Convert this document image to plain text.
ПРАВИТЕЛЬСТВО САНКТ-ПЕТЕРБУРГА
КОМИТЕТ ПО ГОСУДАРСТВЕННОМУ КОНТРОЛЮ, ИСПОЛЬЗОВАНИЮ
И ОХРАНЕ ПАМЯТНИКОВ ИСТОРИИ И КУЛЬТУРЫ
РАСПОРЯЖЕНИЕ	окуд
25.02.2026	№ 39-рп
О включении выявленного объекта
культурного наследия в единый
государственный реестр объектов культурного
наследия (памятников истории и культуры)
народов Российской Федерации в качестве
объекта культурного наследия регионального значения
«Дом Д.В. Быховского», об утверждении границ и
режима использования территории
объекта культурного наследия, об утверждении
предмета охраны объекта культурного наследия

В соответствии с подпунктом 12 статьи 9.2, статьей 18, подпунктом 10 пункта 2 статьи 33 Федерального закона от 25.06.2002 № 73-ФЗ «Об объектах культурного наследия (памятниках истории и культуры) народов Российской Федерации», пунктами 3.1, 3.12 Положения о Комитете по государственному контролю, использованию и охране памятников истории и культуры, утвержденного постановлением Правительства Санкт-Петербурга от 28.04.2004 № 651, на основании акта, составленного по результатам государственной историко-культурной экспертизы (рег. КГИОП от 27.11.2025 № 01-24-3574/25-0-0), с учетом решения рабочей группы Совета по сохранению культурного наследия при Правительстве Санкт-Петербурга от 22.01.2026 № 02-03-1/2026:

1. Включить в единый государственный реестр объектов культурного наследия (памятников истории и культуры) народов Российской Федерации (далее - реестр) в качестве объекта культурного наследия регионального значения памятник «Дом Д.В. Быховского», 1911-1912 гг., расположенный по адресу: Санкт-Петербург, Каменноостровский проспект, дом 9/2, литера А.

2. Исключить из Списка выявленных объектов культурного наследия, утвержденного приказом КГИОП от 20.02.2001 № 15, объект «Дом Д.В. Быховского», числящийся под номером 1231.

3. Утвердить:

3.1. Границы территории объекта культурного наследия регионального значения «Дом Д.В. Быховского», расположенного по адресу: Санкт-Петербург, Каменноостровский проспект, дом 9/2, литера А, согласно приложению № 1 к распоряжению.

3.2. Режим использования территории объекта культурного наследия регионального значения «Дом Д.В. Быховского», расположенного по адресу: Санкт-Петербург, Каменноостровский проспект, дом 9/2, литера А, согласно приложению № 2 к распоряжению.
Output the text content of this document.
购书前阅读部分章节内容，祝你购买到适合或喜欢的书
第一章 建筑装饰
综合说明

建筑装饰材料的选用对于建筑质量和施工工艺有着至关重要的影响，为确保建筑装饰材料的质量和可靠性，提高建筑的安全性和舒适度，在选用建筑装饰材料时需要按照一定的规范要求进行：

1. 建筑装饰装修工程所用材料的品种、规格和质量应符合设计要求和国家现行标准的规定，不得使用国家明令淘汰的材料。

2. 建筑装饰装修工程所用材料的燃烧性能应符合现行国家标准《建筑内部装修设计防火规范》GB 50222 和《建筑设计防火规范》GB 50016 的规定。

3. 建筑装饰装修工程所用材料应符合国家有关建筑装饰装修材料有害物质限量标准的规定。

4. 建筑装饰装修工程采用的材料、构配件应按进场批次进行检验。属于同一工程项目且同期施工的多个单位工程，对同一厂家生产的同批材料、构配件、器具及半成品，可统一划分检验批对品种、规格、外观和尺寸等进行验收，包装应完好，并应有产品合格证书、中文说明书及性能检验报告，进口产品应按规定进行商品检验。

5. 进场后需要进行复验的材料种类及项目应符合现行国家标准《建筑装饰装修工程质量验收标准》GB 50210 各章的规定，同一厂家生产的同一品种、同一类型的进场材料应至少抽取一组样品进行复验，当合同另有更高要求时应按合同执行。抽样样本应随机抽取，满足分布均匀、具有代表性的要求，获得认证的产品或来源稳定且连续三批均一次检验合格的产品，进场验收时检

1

^^^^

TASK REQUIREMENTS: In the entries above, find each line with the word "единый" and copy it.

SOLUTION TO THE PROBLEM:
культурного наследия в единый
1. Включить в единый государственный реестр объектов культурного наследия (памятников истории и культуры) народов Российской Федерации (далее - реестр) в качестве объекта культурного наследия регионального значения памятник «Дом Д.В. Быховского», 1911-1912 гг., расположенный по адресу: Санкт-Петербург, Каменноостровский проспект, дом 9/2, литера А.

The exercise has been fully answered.